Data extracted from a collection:
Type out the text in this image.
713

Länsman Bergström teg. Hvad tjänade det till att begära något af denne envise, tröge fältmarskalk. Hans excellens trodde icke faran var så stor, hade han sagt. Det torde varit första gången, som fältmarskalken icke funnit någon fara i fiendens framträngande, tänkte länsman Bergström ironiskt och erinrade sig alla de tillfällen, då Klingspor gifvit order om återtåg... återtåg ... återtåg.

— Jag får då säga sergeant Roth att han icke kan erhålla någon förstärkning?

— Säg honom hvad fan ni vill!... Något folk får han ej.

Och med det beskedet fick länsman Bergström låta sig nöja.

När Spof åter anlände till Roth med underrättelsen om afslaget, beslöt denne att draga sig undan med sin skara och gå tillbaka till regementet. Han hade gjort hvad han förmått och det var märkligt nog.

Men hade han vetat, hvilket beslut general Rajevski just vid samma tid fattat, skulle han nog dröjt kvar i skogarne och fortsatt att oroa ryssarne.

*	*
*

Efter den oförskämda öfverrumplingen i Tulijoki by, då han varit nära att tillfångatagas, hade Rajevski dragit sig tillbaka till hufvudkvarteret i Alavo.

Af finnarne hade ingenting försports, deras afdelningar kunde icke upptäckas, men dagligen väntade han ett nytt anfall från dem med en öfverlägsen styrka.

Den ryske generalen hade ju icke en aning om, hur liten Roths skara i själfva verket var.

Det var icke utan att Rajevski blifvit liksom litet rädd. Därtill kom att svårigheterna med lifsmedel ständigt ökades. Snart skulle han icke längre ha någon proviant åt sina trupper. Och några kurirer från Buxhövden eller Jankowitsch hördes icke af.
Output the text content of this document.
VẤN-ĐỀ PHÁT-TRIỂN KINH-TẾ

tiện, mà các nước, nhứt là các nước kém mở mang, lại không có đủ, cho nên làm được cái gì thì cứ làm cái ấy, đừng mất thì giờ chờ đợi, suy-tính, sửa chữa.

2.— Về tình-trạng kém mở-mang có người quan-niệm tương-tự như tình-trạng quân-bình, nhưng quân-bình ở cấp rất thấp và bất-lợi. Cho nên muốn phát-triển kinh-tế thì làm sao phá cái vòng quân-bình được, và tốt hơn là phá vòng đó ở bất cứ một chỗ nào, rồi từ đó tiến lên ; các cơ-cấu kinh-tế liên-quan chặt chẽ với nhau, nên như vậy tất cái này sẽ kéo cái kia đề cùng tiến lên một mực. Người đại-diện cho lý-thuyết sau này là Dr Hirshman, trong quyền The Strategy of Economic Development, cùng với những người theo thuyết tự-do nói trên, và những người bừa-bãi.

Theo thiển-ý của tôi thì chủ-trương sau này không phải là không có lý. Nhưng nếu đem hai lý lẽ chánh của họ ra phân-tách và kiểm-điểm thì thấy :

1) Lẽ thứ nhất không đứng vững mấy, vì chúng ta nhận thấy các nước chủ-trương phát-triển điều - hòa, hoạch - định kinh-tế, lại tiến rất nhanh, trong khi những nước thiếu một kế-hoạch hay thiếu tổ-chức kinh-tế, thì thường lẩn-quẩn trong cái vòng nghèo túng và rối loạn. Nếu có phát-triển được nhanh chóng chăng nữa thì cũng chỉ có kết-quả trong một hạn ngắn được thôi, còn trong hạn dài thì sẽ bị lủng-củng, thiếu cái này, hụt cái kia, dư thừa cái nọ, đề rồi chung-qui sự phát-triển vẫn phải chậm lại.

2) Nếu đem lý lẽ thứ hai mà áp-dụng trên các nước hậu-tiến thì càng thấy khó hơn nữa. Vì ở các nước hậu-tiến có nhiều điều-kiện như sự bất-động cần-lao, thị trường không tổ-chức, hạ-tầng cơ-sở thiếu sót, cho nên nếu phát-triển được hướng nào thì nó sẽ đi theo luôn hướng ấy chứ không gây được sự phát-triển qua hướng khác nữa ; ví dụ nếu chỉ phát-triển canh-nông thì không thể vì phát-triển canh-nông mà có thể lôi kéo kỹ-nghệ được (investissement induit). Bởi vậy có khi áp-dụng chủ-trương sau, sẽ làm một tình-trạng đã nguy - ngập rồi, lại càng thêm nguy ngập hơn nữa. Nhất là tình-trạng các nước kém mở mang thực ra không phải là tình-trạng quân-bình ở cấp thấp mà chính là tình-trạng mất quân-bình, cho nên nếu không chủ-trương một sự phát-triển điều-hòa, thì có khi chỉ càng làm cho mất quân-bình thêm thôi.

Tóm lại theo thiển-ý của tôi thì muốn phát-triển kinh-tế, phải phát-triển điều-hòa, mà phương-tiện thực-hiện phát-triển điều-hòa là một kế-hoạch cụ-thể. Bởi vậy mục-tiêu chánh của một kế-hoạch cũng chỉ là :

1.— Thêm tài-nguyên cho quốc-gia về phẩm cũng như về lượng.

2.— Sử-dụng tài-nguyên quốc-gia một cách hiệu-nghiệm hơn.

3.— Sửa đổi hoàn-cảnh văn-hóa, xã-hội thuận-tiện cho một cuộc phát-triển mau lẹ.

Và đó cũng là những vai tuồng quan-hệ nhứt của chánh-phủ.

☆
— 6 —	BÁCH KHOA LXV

WHAT YOU ARE ASKED TO DO => Repeat the data in its entirety, character for character.

ANSWER IN FULL =>
Type out the text in this image.
713

Länsman Bergström teg. Hvad tjänade det till att begära något af denne envise, tröge fältmarskalk. Hans excellens trodde icke faran var så stor, hade han sagt. Det torde varit första gången, som fältmarskalken icke funnit någon fara i fiendens framträngande, tänkte länsman Bergström ironiskt och erinrade sig alla de tillfällen, då Klingspor gifvit order om återtåg... återtåg ... återtåg.

— Jag får då säga sergeant Roth att han icke kan erhålla någon förstärkning?

— Säg honom hvad fan ni vill!... Något folk får han ej.

Och med det beskedet fick länsman Bergström låta sig nöja.

När Spof åter anlände till Roth med underrättelsen om afslaget, beslöt denne att draga sig undan med sin skara och gå tillbaka till regementet. Han hade gjort hvad han förmått och det var märkligt nog.

Men hade han vetat, hvilket beslut general Rajevski just vid samma tid fattat, skulle han nog dröjt kvar i skogarne och fortsatt att oroa ryssarne.

*	*
*

Efter den oförskämda öfverrumplingen i Tulijoki by, då han varit nära att tillfångatagas, hade Rajevski dragit sig tillbaka till hufvudkvarteret i Alavo.

Af finnarne hade ingenting försports, deras afdelningar kunde icke upptäckas, men dagligen väntade han ett nytt anfall från dem med en öfverlägsen styrka.

Den ryske generalen hade ju icke en aning om, hur liten Roths skara i själfva verket var.

Det var icke utan att Rajevski blifvit liksom litet rädd. Därtill kom att svårigheterna med lifsmedel ständigt ökades. Snart skulle han icke längre ha någon proviant åt sina trupper. Och några kurirer från Buxhövden eller Jankowitsch hördes icke af.
Output the text content of this document.
VẤN-ĐỀ PHÁT-TRIỂN KINH-TẾ

tiện, mà các nước, nhứt là các nước kém mở mang, lại không có đủ, cho nên làm được cái gì thì cứ làm cái ấy, đừng mất thì giờ chờ đợi, suy-tính, sửa chữa.

2.— Về tình-trạng kém mở-mang có người quan-niệm tương-tự như tình-trạng quân-bình, nhưng quân-bình ở cấp rất thấp và bất-lợi. Cho nên muốn phát-triển kinh-tế thì làm sao phá cái vòng quân-bình được, và tốt hơn là phá vòng đó ở bất cứ một chỗ nào, rồi từ đó tiến lên ; các cơ-cấu kinh-tế liên-quan chặt chẽ với nhau, nên như vậy tất cái này sẽ kéo cái kia đề cùng tiến lên một mực. Người đại-diện cho lý-thuyết sau này là Dr Hirshman, trong quyền The Strategy of Economic Development, cùng với những người theo thuyết tự-do nói trên, và những người bừa-bãi.

Theo thiển-ý của tôi thì chủ-trương sau này không phải là không có lý. Nhưng nếu đem hai lý lẽ chánh của họ ra phân-tách và kiểm-điểm thì thấy :

1) Lẽ thứ nhất không đứng vững mấy, vì chúng ta nhận thấy các nước chủ-trương phát-triển điều - hòa, hoạch - định kinh-tế, lại tiến rất nhanh, trong khi những nước thiếu một kế-hoạch hay thiếu tổ-chức kinh-tế, thì thường lẩn-quẩn trong cái vòng nghèo túng và rối loạn. Nếu có phát-triển được nhanh chóng chăng nữa thì cũng chỉ có kết-quả trong một hạn ngắn được thôi, còn trong hạn dài thì sẽ bị lủng-củng, thiếu cái này, hụt cái kia, dư thừa cái nọ, đề rồi chung-qui sự phát-triển vẫn phải chậm lại.

2) Nếu đem lý lẽ thứ hai mà áp-dụng trên các nước hậu-tiến thì càng thấy khó hơn nữa. Vì ở các nước hậu-tiến có nhiều điều-kiện như sự bất-động cần-lao, thị trường không tổ-chức, hạ-tầng cơ-sở thiếu sót, cho nên nếu phát-triển được hướng nào thì nó sẽ đi theo luôn hướng ấy chứ không gây được sự phát-triển qua hướng khác nữa ; ví dụ nếu chỉ phát-triển canh-nông thì không thể vì phát-triển canh-nông mà có thể lôi kéo kỹ-nghệ được (investissement induit). Bởi vậy có khi áp-dụng chủ-trương sau, sẽ làm một tình-trạng đã nguy - ngập rồi, lại càng thêm nguy ngập hơn nữa. Nhất là tình-trạng các nước kém mở mang thực ra không phải là tình-trạng quân-bình ở cấp thấp mà chính là tình-trạng mất quân-bình, cho nên nếu không chủ-trương một sự phát-triển điều-hòa, thì có khi chỉ càng làm cho mất quân-bình thêm thôi.

Tóm lại theo thiển-ý của tôi thì muốn phát-triển kinh-tế, phải phát-triển điều-hòa, mà phương-tiện thực-hiện phát-triển điều-hòa là một kế-hoạch cụ-thể. Bởi vậy mục-tiêu chánh của một kế-hoạch cũng chỉ là :

1.— Thêm tài-nguyên cho quốc-gia về phẩm cũng như về lượng.

2.— Sử-dụng tài-nguyên quốc-gia một cách hiệu-nghiệm hơn.

3.— Sửa đổi hoàn-cảnh văn-hóa, xã-hội thuận-tiện cho một cuộc phát-triển mau lẹ.

Và đó cũng là những vai tuồng quan-hệ nhứt của chánh-phủ.

☆
— 6 —	BÁCH KHOA LXV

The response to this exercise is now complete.